◆ Information given
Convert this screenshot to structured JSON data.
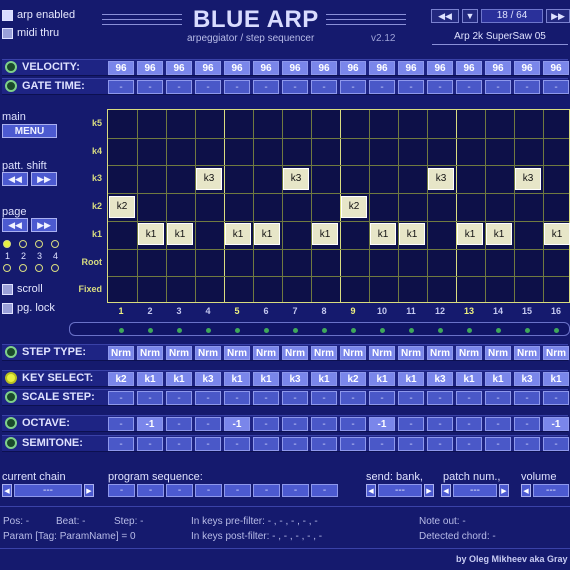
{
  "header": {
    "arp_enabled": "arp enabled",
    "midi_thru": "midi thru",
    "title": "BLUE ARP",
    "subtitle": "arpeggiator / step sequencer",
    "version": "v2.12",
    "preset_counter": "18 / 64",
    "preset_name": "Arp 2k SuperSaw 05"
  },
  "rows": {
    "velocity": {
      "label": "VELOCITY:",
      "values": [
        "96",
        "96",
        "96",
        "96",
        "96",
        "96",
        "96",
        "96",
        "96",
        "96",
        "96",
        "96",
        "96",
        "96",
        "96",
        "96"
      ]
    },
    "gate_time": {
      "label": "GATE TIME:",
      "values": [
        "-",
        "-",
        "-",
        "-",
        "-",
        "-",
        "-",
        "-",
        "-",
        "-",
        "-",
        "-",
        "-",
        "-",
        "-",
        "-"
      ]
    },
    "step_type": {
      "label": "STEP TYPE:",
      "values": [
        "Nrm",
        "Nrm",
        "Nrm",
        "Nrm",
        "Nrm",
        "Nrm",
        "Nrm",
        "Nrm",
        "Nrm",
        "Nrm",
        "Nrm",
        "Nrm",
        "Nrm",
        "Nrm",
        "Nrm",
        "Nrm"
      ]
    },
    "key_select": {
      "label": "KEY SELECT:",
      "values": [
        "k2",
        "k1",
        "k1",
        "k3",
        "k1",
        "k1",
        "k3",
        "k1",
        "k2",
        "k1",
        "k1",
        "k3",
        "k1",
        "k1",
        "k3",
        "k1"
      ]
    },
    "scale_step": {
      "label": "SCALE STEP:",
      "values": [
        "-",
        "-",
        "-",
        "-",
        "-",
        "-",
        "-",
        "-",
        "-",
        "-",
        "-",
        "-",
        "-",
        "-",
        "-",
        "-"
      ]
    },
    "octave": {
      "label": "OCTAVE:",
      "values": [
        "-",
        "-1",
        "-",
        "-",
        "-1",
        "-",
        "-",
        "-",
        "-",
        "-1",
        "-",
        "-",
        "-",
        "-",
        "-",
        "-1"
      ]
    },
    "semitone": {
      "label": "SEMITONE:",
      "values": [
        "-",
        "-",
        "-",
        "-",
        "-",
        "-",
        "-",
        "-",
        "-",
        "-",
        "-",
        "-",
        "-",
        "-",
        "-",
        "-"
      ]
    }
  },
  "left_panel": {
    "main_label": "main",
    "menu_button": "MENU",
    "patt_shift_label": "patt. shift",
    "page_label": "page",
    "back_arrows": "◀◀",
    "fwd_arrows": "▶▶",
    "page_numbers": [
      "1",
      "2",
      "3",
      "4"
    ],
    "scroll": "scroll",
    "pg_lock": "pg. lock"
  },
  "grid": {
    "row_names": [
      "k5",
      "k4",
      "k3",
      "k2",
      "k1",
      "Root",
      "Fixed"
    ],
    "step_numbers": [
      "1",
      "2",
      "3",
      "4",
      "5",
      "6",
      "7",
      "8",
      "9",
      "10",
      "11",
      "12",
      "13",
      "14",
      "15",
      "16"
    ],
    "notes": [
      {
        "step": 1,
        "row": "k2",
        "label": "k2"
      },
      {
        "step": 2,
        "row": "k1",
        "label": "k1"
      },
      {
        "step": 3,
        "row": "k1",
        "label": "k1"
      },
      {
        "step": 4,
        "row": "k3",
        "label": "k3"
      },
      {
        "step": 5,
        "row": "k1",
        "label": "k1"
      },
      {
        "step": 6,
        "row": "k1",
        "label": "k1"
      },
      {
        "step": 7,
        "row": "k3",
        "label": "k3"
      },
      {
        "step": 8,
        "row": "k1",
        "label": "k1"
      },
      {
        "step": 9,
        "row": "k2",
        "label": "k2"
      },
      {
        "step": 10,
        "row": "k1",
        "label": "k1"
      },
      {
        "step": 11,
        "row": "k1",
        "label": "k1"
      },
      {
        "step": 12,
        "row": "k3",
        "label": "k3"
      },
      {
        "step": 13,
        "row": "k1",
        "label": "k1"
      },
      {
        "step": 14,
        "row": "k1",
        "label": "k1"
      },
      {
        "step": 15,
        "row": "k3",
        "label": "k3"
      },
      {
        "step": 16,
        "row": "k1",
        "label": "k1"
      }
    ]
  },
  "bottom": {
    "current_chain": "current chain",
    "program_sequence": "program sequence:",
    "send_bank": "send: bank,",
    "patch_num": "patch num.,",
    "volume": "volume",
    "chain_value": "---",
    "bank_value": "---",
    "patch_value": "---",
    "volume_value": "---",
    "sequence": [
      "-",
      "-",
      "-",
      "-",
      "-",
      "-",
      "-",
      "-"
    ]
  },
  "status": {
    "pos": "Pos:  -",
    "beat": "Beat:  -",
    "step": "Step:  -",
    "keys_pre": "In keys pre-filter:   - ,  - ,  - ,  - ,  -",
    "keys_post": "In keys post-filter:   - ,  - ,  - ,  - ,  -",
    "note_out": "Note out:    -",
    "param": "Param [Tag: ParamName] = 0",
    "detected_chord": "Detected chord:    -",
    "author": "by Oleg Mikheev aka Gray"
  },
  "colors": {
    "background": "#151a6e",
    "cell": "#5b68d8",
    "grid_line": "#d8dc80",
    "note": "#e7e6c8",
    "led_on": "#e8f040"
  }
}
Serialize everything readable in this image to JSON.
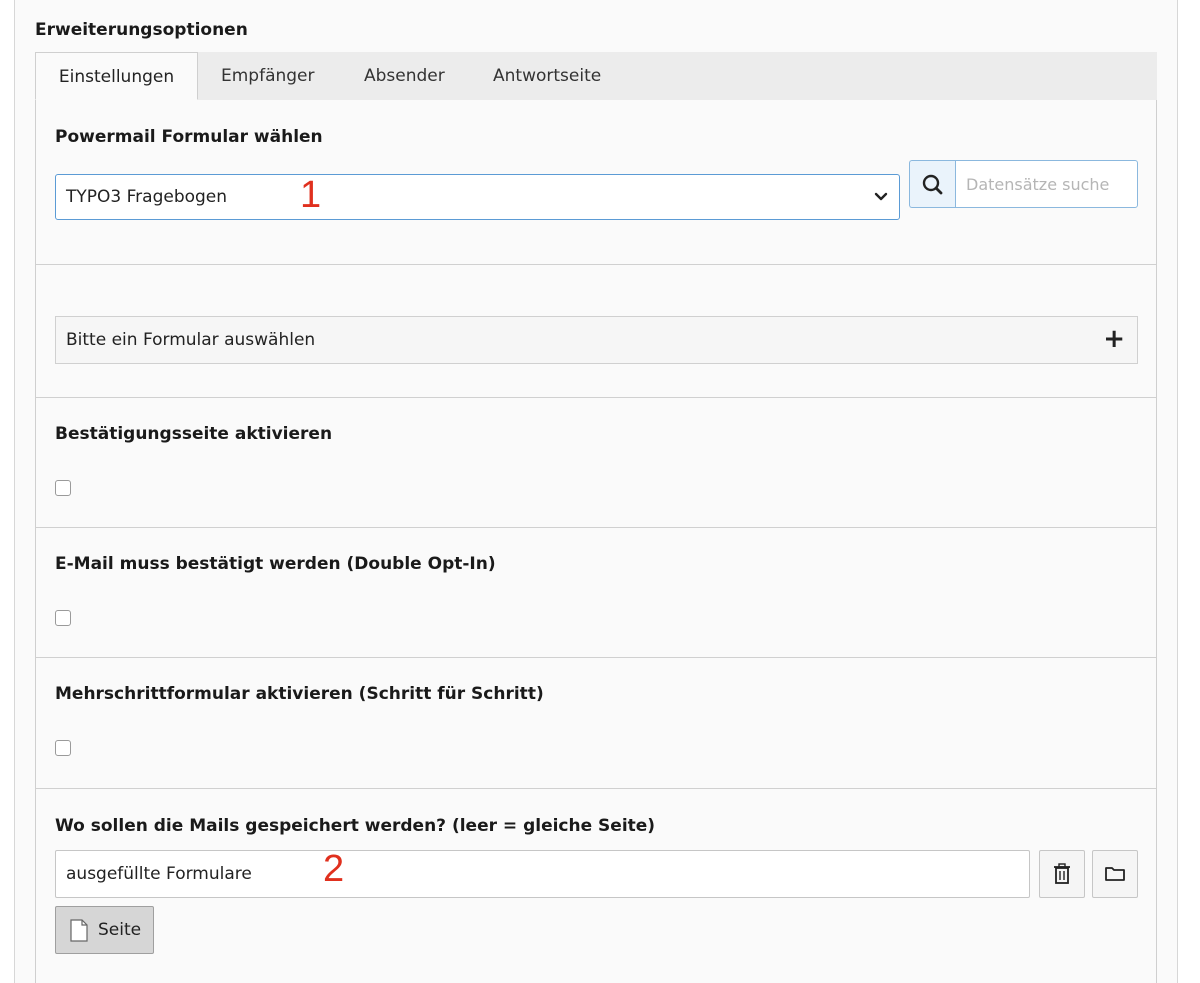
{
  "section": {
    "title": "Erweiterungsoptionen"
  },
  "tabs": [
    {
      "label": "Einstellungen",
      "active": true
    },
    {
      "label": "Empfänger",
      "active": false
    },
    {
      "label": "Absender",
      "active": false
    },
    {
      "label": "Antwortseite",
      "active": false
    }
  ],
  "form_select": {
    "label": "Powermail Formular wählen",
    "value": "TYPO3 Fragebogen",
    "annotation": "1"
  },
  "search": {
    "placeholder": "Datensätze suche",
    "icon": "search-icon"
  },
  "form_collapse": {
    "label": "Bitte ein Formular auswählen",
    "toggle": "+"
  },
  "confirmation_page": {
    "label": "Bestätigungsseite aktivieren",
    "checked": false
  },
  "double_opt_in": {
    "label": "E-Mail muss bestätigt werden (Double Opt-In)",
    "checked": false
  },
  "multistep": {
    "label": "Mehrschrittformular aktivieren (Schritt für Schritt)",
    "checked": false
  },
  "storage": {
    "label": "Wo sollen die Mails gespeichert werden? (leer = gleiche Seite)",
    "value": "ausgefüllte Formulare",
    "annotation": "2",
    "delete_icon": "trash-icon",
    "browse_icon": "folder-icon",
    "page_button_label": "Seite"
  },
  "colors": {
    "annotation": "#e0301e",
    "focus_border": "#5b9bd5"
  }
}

◆ Directive
Copy out every line from the records that has the word "JSON".

◆ Exercise response
Convert this screenshot to structured JSON data.
Serialize everything readable in this image to JSON.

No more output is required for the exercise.